Aim — Extract the full set of records, then give each one again exactly.

-- Start of Supplied information --

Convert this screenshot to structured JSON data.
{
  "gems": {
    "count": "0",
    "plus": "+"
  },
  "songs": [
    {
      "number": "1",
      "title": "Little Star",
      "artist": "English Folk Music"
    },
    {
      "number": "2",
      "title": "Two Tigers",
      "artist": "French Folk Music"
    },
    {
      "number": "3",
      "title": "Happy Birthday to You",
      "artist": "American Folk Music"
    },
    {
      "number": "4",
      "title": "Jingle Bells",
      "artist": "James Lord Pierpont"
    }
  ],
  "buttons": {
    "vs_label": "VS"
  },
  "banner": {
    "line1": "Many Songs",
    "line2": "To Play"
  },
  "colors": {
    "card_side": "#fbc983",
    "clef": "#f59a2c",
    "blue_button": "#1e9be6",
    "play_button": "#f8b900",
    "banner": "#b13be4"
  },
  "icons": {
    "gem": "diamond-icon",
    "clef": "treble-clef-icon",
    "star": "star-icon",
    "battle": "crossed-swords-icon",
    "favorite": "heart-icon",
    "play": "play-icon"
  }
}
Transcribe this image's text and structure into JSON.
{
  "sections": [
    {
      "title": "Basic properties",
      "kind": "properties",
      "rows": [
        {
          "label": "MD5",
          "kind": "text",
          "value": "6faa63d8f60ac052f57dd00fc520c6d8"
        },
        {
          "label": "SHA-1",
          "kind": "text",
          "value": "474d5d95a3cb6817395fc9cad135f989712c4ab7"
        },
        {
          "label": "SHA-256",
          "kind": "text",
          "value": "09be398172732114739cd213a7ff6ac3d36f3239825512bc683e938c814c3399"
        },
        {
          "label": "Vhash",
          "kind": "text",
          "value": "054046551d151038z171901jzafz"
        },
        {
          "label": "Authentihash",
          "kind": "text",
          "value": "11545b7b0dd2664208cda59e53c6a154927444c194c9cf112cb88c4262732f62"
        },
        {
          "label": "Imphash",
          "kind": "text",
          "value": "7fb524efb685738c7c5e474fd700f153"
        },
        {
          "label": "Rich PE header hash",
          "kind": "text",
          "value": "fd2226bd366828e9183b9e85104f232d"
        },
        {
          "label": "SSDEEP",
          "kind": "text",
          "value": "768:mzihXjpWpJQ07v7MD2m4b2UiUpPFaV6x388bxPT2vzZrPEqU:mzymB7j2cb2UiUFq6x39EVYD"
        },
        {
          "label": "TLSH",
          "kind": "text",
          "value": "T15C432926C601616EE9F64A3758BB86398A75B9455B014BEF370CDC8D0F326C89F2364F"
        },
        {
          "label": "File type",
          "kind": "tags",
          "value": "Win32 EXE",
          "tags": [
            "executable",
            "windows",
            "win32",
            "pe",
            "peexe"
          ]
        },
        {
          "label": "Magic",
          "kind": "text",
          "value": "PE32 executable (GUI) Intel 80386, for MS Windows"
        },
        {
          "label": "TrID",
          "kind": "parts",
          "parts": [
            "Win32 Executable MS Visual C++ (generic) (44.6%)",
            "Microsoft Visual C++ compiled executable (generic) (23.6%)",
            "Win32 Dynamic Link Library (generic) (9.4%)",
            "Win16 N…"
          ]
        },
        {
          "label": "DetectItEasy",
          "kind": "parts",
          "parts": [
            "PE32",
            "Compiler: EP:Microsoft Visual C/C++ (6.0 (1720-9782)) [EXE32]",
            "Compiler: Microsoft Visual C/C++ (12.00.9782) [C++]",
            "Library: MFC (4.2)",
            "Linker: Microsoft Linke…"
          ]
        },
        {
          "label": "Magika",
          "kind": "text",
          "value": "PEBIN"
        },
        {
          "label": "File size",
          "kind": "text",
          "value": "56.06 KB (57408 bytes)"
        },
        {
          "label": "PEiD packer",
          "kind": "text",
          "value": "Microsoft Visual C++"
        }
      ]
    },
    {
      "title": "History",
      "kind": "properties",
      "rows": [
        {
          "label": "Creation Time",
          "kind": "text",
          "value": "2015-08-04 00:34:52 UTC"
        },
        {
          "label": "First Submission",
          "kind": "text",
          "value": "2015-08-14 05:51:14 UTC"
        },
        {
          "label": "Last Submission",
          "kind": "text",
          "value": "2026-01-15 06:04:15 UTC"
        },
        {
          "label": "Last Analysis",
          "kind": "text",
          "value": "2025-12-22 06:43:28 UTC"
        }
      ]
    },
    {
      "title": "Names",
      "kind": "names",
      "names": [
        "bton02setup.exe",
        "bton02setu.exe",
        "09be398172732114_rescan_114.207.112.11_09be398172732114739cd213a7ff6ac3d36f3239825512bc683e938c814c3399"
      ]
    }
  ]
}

-- End of Supplied information --

Task response —
Convert this screenshot to structured JSON data.
{
  "gems": {
    "count": "0",
    "plus": "+"
  },
  "songs": [
    {
      "number": "1",
      "title": "Little Star",
      "artist": "English Folk Music"
    },
    {
      "number": "2",
      "title": "Two Tigers",
      "artist": "French Folk Music"
    },
    {
      "number": "3",
      "title": "Happy Birthday to You",
      "artist": "American Folk Music"
    },
    {
      "number": "4",
      "title": "Jingle Bells",
      "artist": "James Lord Pierpont"
    }
  ],
  "buttons": {
    "vs_label": "VS"
  },
  "banner": {
    "line1": "Many Songs",
    "line2": "To Play"
  },
  "colors": {
    "card_side": "#fbc983",
    "clef": "#f59a2c",
    "blue_button": "#1e9be6",
    "play_button": "#f8b900",
    "banner": "#b13be4"
  },
  "icons": {
    "gem": "diamond-icon",
    "clef": "treble-clef-icon",
    "star": "star-icon",
    "battle": "crossed-swords-icon",
    "favorite": "heart-icon",
    "play": "play-icon"
  }
}
Transcribe this image's text and structure into JSON.
{
  "sections": [
    {
      "title": "Basic properties",
      "kind": "properties",
      "rows": [
        {
          "label": "MD5",
          "kind": "text",
          "value": "6faa63d8f60ac052f57dd00fc520c6d8"
        },
        {
          "label": "SHA-1",
          "kind": "text",
          "value": "474d5d95a3cb6817395fc9cad135f989712c4ab7"
        },
        {
          "label": "SHA-256",
          "kind": "text",
          "value": "09be398172732114739cd213a7ff6ac3d36f3239825512bc683e938c814c3399"
        },
        {
          "label": "Vhash",
          "kind": "text",
          "value": "054046551d151038z171901jzafz"
        },
        {
          "label": "Authentihash",
          "kind": "text",
          "value": "11545b7b0dd2664208cda59e53c6a154927444c194c9cf112cb88c4262732f62"
        },
        {
          "label": "Imphash",
          "kind": "text",
          "value": "7fb524efb685738c7c5e474fd700f153"
        },
        {
          "label": "Rich PE header hash",
          "kind": "text",
          "value": "fd2226bd366828e9183b9e85104f232d"
        },
        {
          "label": "SSDEEP",
          "kind": "text",
          "value": "768:mzihXjpWpJQ07v7MD2m4b2UiUpPFaV6x388bxPT2vzZrPEqU:mzymB7j2cb2UiUFq6x39EVYD"
        },
        {
          "label": "TLSH",
          "kind": "text",
          "value": "T15C432926C601616EE9F64A3758BB86398A75B9455B014BEF370CDC8D0F326C89F2364F"
        },
        {
          "label": "File type",
          "kind": "tags",
          "value": "Win32 EXE",
          "tags": [
            "executable",
            "windows",
            "win32",
            "pe",
            "peexe"
          ]
        },
        {
          "label": "Magic",
          "kind": "text",
          "value": "PE32 executable (GUI) Intel 80386, for MS Windows"
        },
        {
          "label": "TrID",
          "kind": "parts",
          "parts": [
            "Win32 Executable MS Visual C++ (generic) (44.6%)",
            "Microsoft Visual C++ compiled executable (generic) (23.6%)",
            "Win32 Dynamic Link Library (generic) (9.4%)",
            "Win16 N…"
          ]
        },
        {
          "label": "DetectItEasy",
          "kind": "parts",
          "parts": [
            "PE32",
            "Compiler: EP:Microsoft Visual C/C++ (6.0 (1720-9782)) [EXE32]",
            "Compiler: Microsoft Visual C/C++ (12.00.9782) [C++]",
            "Library: MFC (4.2)",
            "Linker: Microsoft Linke…"
          ]
        },
        {
          "label": "Magika",
          "kind": "text",
          "value": "PEBIN"
        },
        {
          "label": "File size",
          "kind": "text",
          "value": "56.06 KB (57408 bytes)"
        },
        {
          "label": "PEiD packer",
          "kind": "text",
          "value": "Microsoft Visual C++"
        }
      ]
    },
    {
      "title": "History",
      "kind": "properties",
      "rows": [
        {
          "label": "Creation Time",
          "kind": "text",
          "value": "2015-08-04 00:34:52 UTC"
        },
        {
          "label": "First Submission",
          "kind": "text",
          "value": "2015-08-14 05:51:14 UTC"
        },
        {
          "label": "Last Submission",
          "kind": "text",
          "value": "2026-01-15 06:04:15 UTC"
        },
        {
          "label": "Last Analysis",
          "kind": "text",
          "value": "2025-12-22 06:43:28 UTC"
        }
      ]
    },
    {
      "title": "Names",
      "kind": "names",
      "names": [
        "bton02setup.exe",
        "bton02setu.exe",
        "09be398172732114_rescan_114.207.112.11_09be398172732114739cd213a7ff6ac3d36f3239825512bc683e938c814c3399"
      ]
    }
  ]
}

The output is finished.